Exercise instructions:
Across the entries, how many lines have the string "name" in them? Reply with only a number.

▼

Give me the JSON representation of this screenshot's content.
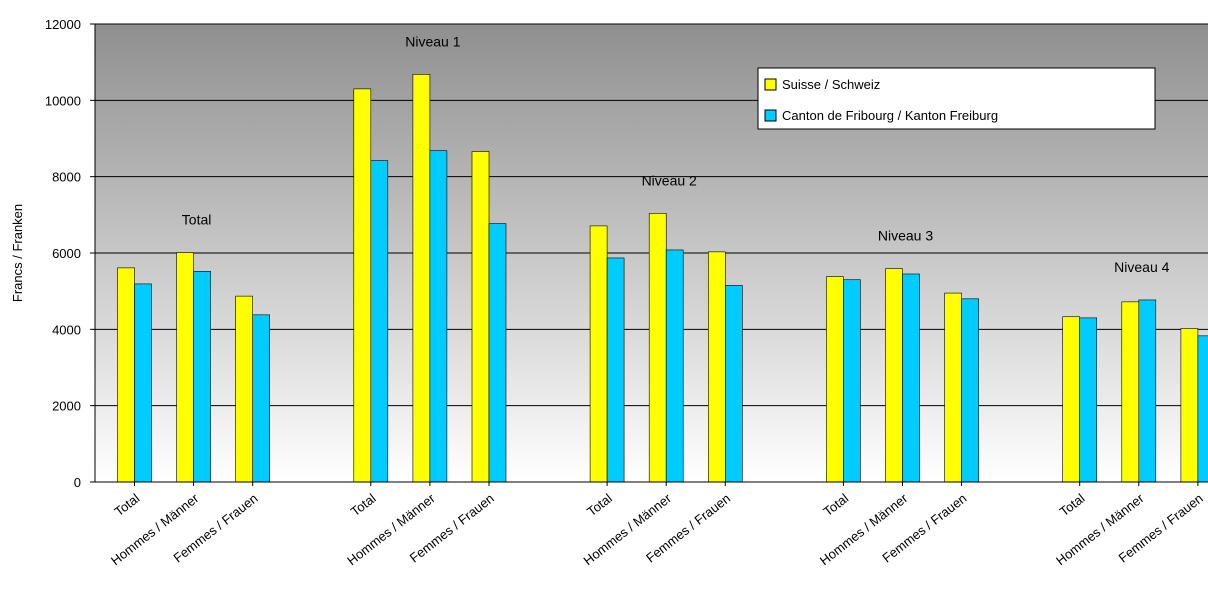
{
  "chart_data": {
    "type": "bar",
    "ylabel": "Francs / Franken",
    "ylim": [
      0,
      12000
    ],
    "yticks": [
      0,
      2000,
      4000,
      6000,
      8000,
      10000,
      12000
    ],
    "grid": true,
    "legend_position": "top-right",
    "series": [
      {
        "name": "Suisse / Schweiz",
        "color": "#ffff00",
        "values": [
          5610,
          6010,
          4870,
          10300,
          10680,
          8660,
          6710,
          7040,
          6030,
          5380,
          5590,
          4950,
          4330,
          4720,
          4020
        ]
      },
      {
        "name": "Canton de Fribourg / Kanton Freiburg",
        "color": "#00ccff",
        "values": [
          5190,
          5520,
          4380,
          8420,
          8680,
          6770,
          5870,
          6080,
          5150,
          5300,
          5450,
          4800,
          4300,
          4770,
          3830
        ]
      }
    ],
    "groups": [
      {
        "label": "Total",
        "categories": [
          "Total",
          "Hommes / Männer",
          "Femmes / Frauen"
        ]
      },
      {
        "label": "Niveau 1",
        "categories": [
          "Total",
          "Hommes / Männer",
          "Femmes / Frauen"
        ]
      },
      {
        "label": "Niveau 2",
        "categories": [
          "Total",
          "Hommes / Männer",
          "Femmes / Frauen"
        ]
      },
      {
        "label": "Niveau 3",
        "categories": [
          "Total",
          "Hommes / Männer",
          "Femmes / Frauen"
        ]
      },
      {
        "label": "Niveau 4",
        "categories": [
          "Total",
          "Hommes / Männer",
          "Femmes / Frauen"
        ]
      }
    ]
  }
}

▲

Final result:
2